Please quote the material exactly, every line of it.

Dataset records:
+---+

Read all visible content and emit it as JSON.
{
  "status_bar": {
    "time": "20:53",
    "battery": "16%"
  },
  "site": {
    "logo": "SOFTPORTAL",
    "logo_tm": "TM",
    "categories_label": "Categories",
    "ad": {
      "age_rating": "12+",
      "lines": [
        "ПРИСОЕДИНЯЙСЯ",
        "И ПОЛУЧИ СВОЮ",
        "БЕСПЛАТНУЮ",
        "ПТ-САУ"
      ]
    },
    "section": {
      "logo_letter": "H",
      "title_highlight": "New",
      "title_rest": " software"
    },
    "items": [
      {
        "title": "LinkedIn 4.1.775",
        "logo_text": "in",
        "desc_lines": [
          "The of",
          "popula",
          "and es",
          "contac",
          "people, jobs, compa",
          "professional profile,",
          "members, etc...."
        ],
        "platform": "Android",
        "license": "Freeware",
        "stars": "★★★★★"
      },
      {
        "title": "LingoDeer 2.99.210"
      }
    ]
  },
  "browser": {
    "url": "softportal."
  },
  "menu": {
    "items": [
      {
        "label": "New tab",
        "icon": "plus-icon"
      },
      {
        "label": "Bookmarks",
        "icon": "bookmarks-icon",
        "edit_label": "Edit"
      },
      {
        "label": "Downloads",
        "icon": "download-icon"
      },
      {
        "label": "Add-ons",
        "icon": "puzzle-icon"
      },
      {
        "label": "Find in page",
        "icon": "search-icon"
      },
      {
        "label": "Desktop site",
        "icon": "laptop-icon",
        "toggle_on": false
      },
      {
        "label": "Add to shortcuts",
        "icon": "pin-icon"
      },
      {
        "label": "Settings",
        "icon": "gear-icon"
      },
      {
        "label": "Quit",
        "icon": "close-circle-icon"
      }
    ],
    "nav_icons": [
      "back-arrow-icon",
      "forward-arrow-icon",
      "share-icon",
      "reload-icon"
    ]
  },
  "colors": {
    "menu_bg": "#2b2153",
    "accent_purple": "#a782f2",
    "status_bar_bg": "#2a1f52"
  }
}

+---+

## ANSWER TO THIS EXERCISE
Read all visible content and emit it as JSON.
{
  "status_bar": {
    "time": "20:53",
    "battery": "16%"
  },
  "site": {
    "logo": "SOFTPORTAL",
    "logo_tm": "TM",
    "categories_label": "Categories",
    "ad": {
      "age_rating": "12+",
      "lines": [
        "ПРИСОЕДИНЯЙСЯ",
        "И ПОЛУЧИ СВОЮ",
        "БЕСПЛАТНУЮ",
        "ПТ-САУ"
      ]
    },
    "section": {
      "logo_letter": "H",
      "title_highlight": "New",
      "title_rest": " software"
    },
    "items": [
      {
        "title": "LinkedIn 4.1.775",
        "logo_text": "in",
        "desc_lines": [
          "The of",
          "popula",
          "and es",
          "contac",
          "people, jobs, compa",
          "professional profile,",
          "members, etc...."
        ],
        "platform": "Android",
        "license": "Freeware",
        "stars": "★★★★★"
      },
      {
        "title": "LingoDeer 2.99.210"
      }
    ]
  },
  "browser": {
    "url": "softportal."
  },
  "menu": {
    "items": [
      {
        "label": "New tab",
        "icon": "plus-icon"
      },
      {
        "label": "Bookmarks",
        "icon": "bookmarks-icon",
        "edit_label": "Edit"
      },
      {
        "label": "Downloads",
        "icon": "download-icon"
      },
      {
        "label": "Add-ons",
        "icon": "puzzle-icon"
      },
      {
        "label": "Find in page",
        "icon": "search-icon"
      },
      {
        "label": "Desktop site",
        "icon": "laptop-icon",
        "toggle_on": false
      },
      {
        "label": "Add to shortcuts",
        "icon": "pin-icon"
      },
      {
        "label": "Settings",
        "icon": "gear-icon"
      },
      {
        "label": "Quit",
        "icon": "close-circle-icon"
      }
    ],
    "nav_icons": [
      "back-arrow-icon",
      "forward-arrow-icon",
      "share-icon",
      "reload-icon"
    ]
  },
  "colors": {
    "menu_bg": "#2b2153",
    "accent_purple": "#a782f2",
    "status_bar_bg": "#2a1f52"
  }
}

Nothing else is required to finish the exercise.